-- BEGIN Data for this exercise --

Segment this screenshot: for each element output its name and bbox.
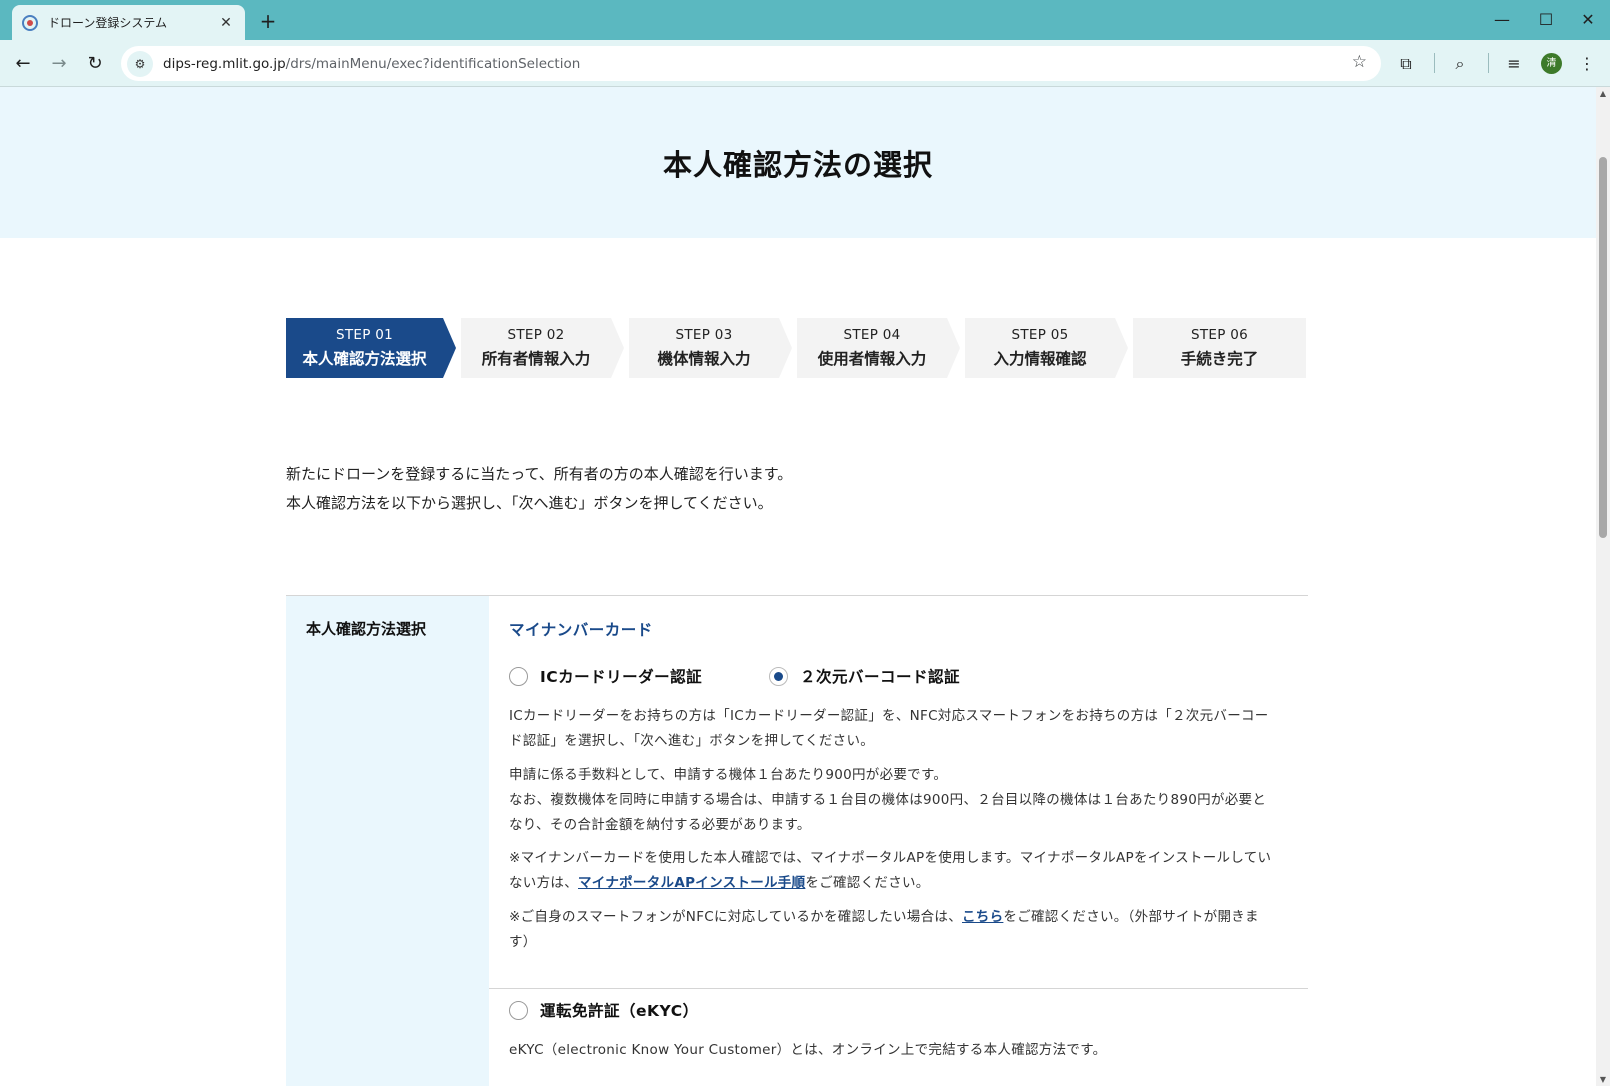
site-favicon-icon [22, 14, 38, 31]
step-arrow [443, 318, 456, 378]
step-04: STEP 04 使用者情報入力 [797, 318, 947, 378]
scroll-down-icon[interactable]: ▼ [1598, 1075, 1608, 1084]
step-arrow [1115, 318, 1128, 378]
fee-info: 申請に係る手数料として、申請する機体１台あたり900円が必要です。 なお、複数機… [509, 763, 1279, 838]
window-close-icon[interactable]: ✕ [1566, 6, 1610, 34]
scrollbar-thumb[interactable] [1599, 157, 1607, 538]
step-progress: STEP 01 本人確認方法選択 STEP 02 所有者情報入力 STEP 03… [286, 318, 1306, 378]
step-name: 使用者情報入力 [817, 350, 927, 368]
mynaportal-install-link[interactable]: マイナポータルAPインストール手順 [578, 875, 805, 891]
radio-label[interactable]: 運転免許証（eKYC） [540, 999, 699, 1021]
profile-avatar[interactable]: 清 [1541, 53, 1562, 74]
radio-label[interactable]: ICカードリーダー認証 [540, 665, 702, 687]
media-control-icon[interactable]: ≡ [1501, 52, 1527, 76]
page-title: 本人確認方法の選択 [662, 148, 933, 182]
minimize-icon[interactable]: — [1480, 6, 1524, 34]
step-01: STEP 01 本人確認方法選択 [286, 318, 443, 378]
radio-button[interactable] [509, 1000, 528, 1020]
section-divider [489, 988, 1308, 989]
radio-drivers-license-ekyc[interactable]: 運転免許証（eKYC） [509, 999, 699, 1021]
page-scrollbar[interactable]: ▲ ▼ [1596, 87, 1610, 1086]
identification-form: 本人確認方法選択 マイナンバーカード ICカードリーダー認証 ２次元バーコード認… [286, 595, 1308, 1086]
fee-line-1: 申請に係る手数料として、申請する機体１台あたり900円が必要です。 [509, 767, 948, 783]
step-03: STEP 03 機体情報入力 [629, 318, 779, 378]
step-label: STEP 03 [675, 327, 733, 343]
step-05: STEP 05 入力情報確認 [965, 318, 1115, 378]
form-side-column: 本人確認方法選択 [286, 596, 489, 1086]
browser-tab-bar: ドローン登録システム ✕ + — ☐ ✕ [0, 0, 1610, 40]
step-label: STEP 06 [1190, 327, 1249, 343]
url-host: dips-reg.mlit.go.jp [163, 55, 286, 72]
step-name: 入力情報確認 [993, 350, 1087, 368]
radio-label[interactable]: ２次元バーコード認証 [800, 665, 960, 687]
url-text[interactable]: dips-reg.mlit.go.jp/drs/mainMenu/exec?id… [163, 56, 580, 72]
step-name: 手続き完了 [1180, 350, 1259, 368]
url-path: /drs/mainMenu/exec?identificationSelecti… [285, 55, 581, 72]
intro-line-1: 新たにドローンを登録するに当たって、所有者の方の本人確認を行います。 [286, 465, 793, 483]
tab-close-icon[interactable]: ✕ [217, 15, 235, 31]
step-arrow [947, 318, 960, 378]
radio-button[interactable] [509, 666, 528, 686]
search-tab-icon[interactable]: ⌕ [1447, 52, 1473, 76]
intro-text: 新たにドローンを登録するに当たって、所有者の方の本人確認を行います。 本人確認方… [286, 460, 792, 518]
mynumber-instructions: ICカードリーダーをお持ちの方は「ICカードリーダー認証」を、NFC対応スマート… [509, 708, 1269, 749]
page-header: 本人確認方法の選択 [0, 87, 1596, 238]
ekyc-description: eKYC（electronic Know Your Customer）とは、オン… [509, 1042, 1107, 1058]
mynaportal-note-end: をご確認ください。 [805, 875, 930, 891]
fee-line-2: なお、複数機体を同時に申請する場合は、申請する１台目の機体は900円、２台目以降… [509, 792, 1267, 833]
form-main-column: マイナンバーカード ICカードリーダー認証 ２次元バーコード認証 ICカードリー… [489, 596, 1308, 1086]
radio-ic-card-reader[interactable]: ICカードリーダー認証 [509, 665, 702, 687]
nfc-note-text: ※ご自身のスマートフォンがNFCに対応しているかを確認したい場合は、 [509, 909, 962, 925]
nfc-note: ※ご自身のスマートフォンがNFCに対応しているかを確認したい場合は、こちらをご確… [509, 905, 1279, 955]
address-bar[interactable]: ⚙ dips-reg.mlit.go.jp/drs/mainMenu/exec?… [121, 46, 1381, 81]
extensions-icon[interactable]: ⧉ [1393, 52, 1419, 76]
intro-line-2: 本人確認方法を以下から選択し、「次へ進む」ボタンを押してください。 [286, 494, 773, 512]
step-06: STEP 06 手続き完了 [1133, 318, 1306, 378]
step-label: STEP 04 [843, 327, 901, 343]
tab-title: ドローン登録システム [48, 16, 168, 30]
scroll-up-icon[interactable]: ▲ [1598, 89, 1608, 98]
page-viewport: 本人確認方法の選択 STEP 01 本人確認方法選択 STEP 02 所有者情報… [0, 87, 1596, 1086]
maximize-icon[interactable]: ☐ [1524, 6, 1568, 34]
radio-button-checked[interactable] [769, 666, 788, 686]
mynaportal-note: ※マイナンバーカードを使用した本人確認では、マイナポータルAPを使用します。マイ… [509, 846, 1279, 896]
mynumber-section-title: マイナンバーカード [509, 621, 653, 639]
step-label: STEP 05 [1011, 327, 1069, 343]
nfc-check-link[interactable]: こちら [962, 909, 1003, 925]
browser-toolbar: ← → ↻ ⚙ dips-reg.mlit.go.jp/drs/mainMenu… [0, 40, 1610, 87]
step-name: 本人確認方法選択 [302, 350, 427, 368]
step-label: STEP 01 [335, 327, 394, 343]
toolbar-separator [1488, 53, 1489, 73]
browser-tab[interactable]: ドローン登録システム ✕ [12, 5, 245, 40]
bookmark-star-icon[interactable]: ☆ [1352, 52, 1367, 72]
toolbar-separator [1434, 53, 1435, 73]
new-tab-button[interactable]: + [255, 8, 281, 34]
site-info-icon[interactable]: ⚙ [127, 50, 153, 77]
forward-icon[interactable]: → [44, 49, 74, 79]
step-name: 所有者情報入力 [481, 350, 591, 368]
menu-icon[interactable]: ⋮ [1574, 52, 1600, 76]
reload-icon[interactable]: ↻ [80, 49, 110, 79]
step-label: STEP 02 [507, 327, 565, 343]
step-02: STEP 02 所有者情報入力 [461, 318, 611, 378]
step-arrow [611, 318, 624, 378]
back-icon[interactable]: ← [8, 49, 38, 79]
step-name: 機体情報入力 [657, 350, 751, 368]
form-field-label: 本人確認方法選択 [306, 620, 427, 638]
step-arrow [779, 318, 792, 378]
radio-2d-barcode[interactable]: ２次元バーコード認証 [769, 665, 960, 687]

-- END Data for this exercise --

**What to produce**:
Reproduce the lines of the items word for word, beginning at the line containing "site-favicon-icon [22, 14, 38, 31]" and ending after the line containing "page-scrollbar[interactable]: ▲ ▼".

**Output**:
site-favicon-icon [22, 14, 38, 31]
step-arrow [443, 318, 456, 378]
step-04: STEP 04 使用者情報入力 [797, 318, 947, 378]
scroll-down-icon[interactable]: ▼ [1598, 1075, 1608, 1084]
step-arrow [1115, 318, 1128, 378]
fee-info: 申請に係る手数料として、申請する機体１台あたり900円が必要です。 なお、複数機… [509, 763, 1279, 838]
window-close-icon[interactable]: ✕ [1566, 6, 1610, 34]
scrollbar-thumb[interactable] [1599, 157, 1607, 538]
step-progress: STEP 01 本人確認方法選択 STEP 02 所有者情報入力 STEP 03… [286, 318, 1306, 378]
step-name: 使用者情報入力 [817, 350, 927, 368]
mynaportal-install-link[interactable]: マイナポータルAPインストール手順 [578, 875, 805, 891]
radio-label[interactable]: 運転免許証（eKYC） [540, 999, 699, 1021]
profile-avatar[interactable]: 清 [1541, 53, 1562, 74]
radio-label[interactable]: ICカードリーダー認証 [540, 665, 702, 687]
media-control-icon[interactable]: ≡ [1501, 52, 1527, 76]
page-title: 本人確認方法の選択 [662, 148, 933, 182]
minimize-icon[interactable]: — [1480, 6, 1524, 34]
step-01: STEP 01 本人確認方法選択 [286, 318, 443, 378]
radio-button[interactable] [509, 1000, 528, 1020]
section-divider [489, 988, 1308, 989]
radio-drivers-license-ekyc[interactable]: 運転免許証（eKYC） [509, 999, 699, 1021]
page-scrollbar[interactable]: ▲ ▼ [1596, 87, 1610, 1086]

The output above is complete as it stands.